Please output the records below in full, exactly as given, but without the images.
## Begin Provided data
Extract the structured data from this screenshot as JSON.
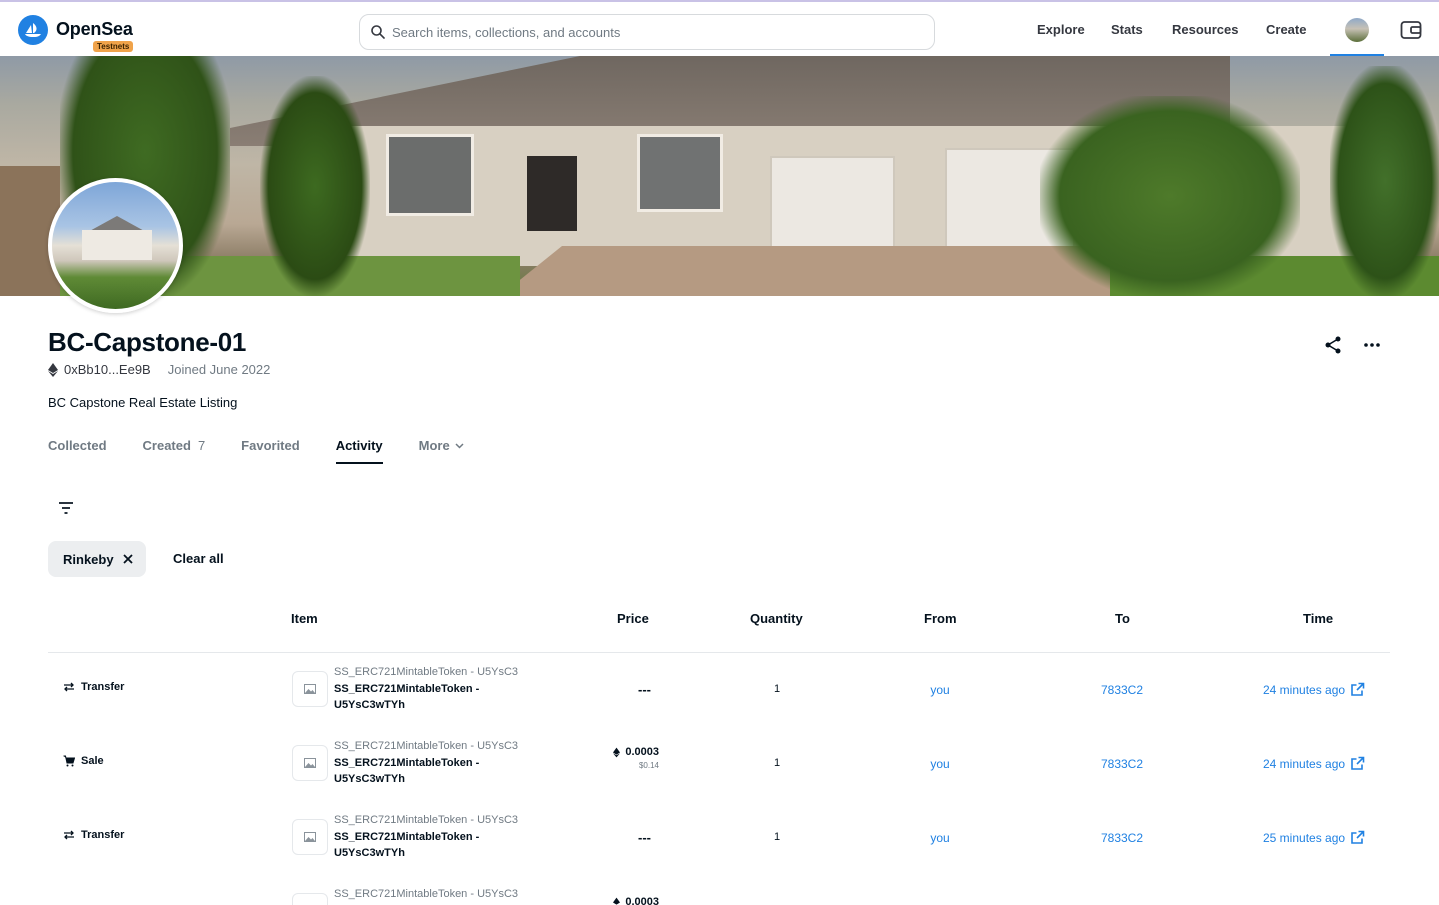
{
  "header": {
    "brand": "OpenSea",
    "badge": "Testnets",
    "search_placeholder": "Search items, collections, and accounts",
    "nav": [
      "Explore",
      "Stats",
      "Resources",
      "Create"
    ]
  },
  "profile": {
    "name": "BC-Capstone-01",
    "address": "0xBb10...Ee9B",
    "joined": "Joined June 2022",
    "description": "BC Capstone Real Estate Listing"
  },
  "tabs": [
    {
      "label": "Collected",
      "count": ""
    },
    {
      "label": "Created",
      "count": "7"
    },
    {
      "label": "Favorited",
      "count": ""
    },
    {
      "label": "Activity",
      "count": "",
      "active": true
    },
    {
      "label": "More",
      "count": ""
    }
  ],
  "filters": {
    "chip": "Rinkeby",
    "clear_all": "Clear all"
  },
  "table": {
    "headers": [
      "Item",
      "Price",
      "Quantity",
      "From",
      "To",
      "Time"
    ],
    "rows": [
      {
        "event": "Transfer",
        "collection": "SS_ERC721MintableToken - U5YsC3",
        "name_line1": "SS_ERC721MintableToken -",
        "name_line2": "U5YsC3wTYh",
        "price": "---",
        "price_eth": "",
        "price_usd": "",
        "quantity": "1",
        "from": "you",
        "to": "7833C2",
        "time": "24 minutes ago"
      },
      {
        "event": "Sale",
        "collection": "SS_ERC721MintableToken - U5YsC3",
        "name_line1": "SS_ERC721MintableToken -",
        "name_line2": "U5YsC3wTYh",
        "price": "",
        "price_eth": "0.0003",
        "price_usd": "$0.14",
        "quantity": "1",
        "from": "you",
        "to": "7833C2",
        "time": "24 minutes ago"
      },
      {
        "event": "Transfer",
        "collection": "SS_ERC721MintableToken - U5YsC3",
        "name_line1": "SS_ERC721MintableToken -",
        "name_line2": "U5YsC3wTYh",
        "price": "---",
        "price_eth": "",
        "price_usd": "",
        "quantity": "1",
        "from": "you",
        "to": "7833C2",
        "time": "25 minutes ago"
      },
      {
        "event": "",
        "collection": "SS_ERC721MintableToken - U5YsC3",
        "name_line1": "",
        "name_line2": "",
        "price": "",
        "price_eth": "0.0003",
        "price_usd": "",
        "quantity": "",
        "from": "",
        "to": "",
        "time": ""
      }
    ]
  },
  "colors": {
    "accent": "#2081e2",
    "text": "#04111d",
    "muted": "#707a83",
    "badge": "#f0a34a"
  }
}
## End Provided data
Output for this task ::
Extract the structured data from this screenshot as JSON.
{
  "header": {
    "brand": "OpenSea",
    "badge": "Testnets",
    "search_placeholder": "Search items, collections, and accounts",
    "nav": [
      "Explore",
      "Stats",
      "Resources",
      "Create"
    ]
  },
  "profile": {
    "name": "BC-Capstone-01",
    "address": "0xBb10...Ee9B",
    "joined": "Joined June 2022",
    "description": "BC Capstone Real Estate Listing"
  },
  "tabs": [
    {
      "label": "Collected",
      "count": ""
    },
    {
      "label": "Created",
      "count": "7"
    },
    {
      "label": "Favorited",
      "count": ""
    },
    {
      "label": "Activity",
      "count": "",
      "active": true
    },
    {
      "label": "More",
      "count": ""
    }
  ],
  "filters": {
    "chip": "Rinkeby",
    "clear_all": "Clear all"
  },
  "table": {
    "headers": [
      "Item",
      "Price",
      "Quantity",
      "From",
      "To",
      "Time"
    ],
    "rows": [
      {
        "event": "Transfer",
        "collection": "SS_ERC721MintableToken - U5YsC3",
        "name_line1": "SS_ERC721MintableToken -",
        "name_line2": "U5YsC3wTYh",
        "price": "---",
        "price_eth": "",
        "price_usd": "",
        "quantity": "1",
        "from": "you",
        "to": "7833C2",
        "time": "24 minutes ago"
      },
      {
        "event": "Sale",
        "collection": "SS_ERC721MintableToken - U5YsC3",
        "name_line1": "SS_ERC721MintableToken -",
        "name_line2": "U5YsC3wTYh",
        "price": "",
        "price_eth": "0.0003",
        "price_usd": "$0.14",
        "quantity": "1",
        "from": "you",
        "to": "7833C2",
        "time": "24 minutes ago"
      },
      {
        "event": "Transfer",
        "collection": "SS_ERC721MintableToken - U5YsC3",
        "name_line1": "SS_ERC721MintableToken -",
        "name_line2": "U5YsC3wTYh",
        "price": "---",
        "price_eth": "",
        "price_usd": "",
        "quantity": "1",
        "from": "you",
        "to": "7833C2",
        "time": "25 minutes ago"
      },
      {
        "event": "",
        "collection": "SS_ERC721MintableToken - U5YsC3",
        "name_line1": "",
        "name_line2": "",
        "price": "",
        "price_eth": "0.0003",
        "price_usd": "",
        "quantity": "",
        "from": "",
        "to": "",
        "time": ""
      }
    ]
  },
  "colors": {
    "accent": "#2081e2",
    "text": "#04111d",
    "muted": "#707a83",
    "badge": "#f0a34a"
  }
}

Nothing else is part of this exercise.